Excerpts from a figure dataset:
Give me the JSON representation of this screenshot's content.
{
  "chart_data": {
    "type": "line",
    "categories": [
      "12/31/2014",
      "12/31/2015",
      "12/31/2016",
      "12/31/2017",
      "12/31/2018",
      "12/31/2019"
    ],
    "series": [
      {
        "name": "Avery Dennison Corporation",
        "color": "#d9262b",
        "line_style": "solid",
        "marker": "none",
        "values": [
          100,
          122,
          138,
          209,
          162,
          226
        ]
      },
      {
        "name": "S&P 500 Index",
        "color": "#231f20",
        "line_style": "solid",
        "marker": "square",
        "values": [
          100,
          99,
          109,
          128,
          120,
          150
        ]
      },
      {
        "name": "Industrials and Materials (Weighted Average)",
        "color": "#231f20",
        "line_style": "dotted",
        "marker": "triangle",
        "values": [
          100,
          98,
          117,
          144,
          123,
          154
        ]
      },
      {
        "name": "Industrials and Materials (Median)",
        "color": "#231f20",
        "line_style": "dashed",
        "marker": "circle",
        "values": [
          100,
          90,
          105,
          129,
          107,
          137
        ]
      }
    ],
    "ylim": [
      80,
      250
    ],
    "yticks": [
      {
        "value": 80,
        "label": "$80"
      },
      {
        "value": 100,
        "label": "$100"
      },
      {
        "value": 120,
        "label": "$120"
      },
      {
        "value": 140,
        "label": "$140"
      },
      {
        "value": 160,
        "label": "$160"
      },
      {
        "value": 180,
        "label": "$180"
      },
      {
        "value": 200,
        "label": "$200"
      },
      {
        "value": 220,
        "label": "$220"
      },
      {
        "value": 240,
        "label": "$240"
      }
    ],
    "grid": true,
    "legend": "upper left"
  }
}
---
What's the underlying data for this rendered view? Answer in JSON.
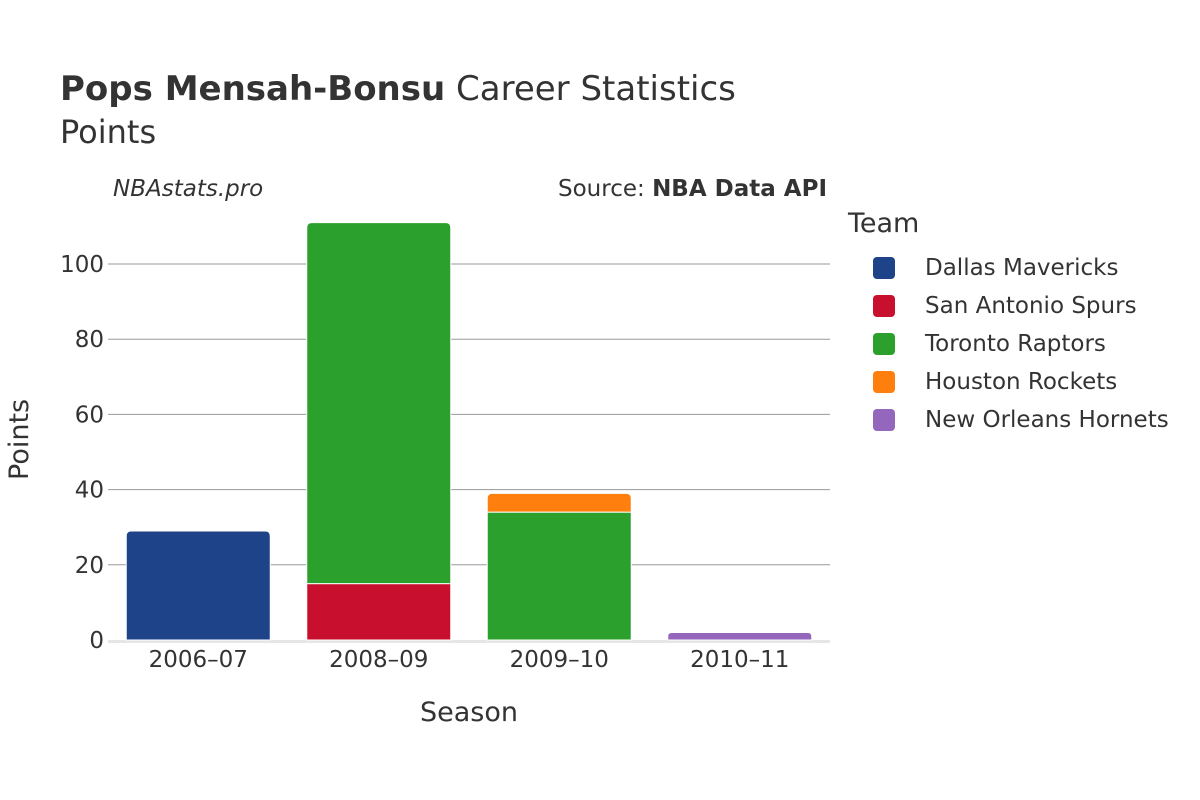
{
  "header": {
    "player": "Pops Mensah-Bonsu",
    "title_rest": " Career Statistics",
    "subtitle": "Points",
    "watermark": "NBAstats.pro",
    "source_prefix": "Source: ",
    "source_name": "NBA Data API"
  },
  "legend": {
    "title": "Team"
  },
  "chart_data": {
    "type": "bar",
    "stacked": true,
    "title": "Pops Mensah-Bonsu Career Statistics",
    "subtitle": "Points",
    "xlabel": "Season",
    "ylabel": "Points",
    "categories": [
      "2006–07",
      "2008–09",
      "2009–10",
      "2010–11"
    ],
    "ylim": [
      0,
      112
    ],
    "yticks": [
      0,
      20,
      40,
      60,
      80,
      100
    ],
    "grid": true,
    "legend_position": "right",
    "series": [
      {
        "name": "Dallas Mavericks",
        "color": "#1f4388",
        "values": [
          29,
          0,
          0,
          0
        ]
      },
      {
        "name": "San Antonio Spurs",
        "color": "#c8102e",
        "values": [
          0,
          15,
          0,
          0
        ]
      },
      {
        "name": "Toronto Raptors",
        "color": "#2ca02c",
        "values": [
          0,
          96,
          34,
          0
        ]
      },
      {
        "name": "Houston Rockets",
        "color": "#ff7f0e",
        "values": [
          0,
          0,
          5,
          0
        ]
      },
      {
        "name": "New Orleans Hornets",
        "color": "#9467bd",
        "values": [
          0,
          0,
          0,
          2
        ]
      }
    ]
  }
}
==
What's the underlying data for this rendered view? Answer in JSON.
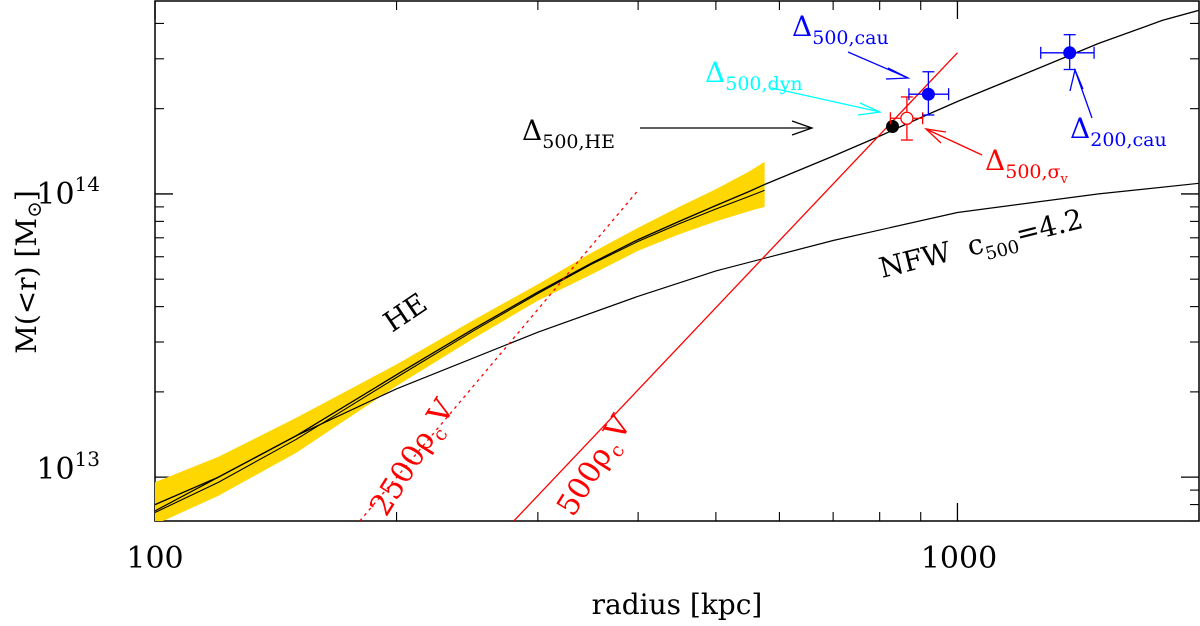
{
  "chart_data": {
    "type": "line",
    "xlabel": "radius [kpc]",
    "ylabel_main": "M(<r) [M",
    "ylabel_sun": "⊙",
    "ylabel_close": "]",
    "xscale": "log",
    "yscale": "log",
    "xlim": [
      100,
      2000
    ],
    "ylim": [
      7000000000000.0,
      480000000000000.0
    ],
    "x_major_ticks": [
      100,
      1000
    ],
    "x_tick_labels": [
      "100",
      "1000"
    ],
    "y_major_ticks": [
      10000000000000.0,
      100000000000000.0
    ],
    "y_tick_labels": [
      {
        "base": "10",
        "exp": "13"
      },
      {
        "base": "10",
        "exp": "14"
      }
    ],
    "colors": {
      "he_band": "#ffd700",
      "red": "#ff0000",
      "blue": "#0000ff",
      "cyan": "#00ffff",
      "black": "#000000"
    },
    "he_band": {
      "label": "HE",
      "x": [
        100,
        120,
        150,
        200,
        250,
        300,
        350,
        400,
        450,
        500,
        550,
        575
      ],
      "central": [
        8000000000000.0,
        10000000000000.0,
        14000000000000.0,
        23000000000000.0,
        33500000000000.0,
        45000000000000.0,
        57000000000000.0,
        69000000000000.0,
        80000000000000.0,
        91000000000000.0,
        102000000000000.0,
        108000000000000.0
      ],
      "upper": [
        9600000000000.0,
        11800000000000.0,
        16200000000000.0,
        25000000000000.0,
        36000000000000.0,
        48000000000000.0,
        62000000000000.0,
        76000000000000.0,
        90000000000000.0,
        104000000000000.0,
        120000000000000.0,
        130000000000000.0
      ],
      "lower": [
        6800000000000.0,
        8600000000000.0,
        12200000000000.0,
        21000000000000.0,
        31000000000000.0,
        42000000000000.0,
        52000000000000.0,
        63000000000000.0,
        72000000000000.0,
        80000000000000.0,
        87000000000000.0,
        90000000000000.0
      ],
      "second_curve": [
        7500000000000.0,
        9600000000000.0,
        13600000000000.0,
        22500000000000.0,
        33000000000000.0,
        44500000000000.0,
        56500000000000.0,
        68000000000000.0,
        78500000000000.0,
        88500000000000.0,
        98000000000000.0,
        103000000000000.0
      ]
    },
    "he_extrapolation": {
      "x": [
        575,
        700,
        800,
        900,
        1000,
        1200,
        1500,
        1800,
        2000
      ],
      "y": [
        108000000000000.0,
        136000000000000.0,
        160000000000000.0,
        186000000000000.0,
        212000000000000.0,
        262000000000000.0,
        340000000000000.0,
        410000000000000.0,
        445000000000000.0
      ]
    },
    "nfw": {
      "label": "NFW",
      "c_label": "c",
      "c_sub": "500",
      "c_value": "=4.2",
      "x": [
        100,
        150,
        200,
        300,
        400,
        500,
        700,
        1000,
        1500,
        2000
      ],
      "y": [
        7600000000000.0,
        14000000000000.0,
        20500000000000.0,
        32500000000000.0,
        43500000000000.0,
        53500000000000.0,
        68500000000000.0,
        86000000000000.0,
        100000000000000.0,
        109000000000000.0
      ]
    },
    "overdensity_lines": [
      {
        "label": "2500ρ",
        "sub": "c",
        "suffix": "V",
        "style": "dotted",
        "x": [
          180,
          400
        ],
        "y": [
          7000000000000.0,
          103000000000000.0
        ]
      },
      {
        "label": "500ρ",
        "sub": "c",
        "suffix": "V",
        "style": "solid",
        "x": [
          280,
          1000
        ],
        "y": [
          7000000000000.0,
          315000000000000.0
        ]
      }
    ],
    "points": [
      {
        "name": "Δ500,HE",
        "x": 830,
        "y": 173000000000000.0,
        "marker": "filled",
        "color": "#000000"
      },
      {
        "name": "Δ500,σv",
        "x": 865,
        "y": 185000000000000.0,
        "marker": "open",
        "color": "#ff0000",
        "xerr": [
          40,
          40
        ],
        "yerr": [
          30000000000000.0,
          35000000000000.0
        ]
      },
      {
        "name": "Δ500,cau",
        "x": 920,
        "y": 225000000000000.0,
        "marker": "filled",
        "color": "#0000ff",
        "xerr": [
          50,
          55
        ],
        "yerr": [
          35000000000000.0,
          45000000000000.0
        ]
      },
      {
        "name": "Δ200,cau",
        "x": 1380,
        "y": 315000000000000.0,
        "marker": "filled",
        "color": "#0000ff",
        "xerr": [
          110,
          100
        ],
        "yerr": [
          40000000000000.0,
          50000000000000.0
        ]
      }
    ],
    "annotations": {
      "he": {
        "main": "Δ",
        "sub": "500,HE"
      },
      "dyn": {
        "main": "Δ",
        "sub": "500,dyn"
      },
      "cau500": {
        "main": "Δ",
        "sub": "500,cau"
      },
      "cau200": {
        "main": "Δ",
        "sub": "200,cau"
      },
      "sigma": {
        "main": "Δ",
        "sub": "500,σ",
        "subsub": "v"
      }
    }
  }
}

→ Task objective:
Find each line that has the word "Bonsu", then copy it out.

→ Written solution:
    "player": "Pops Mensah-Bonsu",
    "title": "Pops Mensah-Bonsu Career Statistics",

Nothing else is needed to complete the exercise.